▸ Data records

#####

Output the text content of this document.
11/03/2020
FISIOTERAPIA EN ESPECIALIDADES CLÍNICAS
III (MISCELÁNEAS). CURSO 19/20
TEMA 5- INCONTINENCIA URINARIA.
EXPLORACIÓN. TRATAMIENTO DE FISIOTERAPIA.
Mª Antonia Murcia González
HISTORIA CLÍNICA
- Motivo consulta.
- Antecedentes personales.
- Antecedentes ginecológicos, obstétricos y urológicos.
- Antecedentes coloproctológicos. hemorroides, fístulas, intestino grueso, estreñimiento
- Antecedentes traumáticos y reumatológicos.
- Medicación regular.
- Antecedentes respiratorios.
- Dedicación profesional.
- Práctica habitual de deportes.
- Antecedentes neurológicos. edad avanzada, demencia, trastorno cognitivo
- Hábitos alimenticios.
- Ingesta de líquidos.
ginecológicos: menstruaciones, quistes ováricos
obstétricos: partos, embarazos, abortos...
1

#####

▸ Task goal
Copy out the full material exactly as it appears.

▸ Response to the task
Output the text content of this document.
11/03/2020
FISIOTERAPIA EN ESPECIALIDADES CLÍNICAS
III (MISCELÁNEAS). CURSO 19/20
TEMA 5- INCONTINENCIA URINARIA.
EXPLORACIÓN. TRATAMIENTO DE FISIOTERAPIA.
Mª Antonia Murcia González
HISTORIA CLÍNICA
- Motivo consulta.
- Antecedentes personales.
- Antecedentes ginecológicos, obstétricos y urológicos.
- Antecedentes coloproctológicos. hemorroides, fístulas, intestino grueso, estreñimiento
- Antecedentes traumáticos y reumatológicos.
- Medicación regular.
- Antecedentes respiratorios.
- Dedicación profesional.
- Práctica habitual de deportes.
- Antecedentes neurológicos. edad avanzada, demencia, trastorno cognitivo
- Hábitos alimenticios.
- Ingesta de líquidos.
ginecológicos: menstruaciones, quistes ováricos
obstétricos: partos, embarazos, abortos...
1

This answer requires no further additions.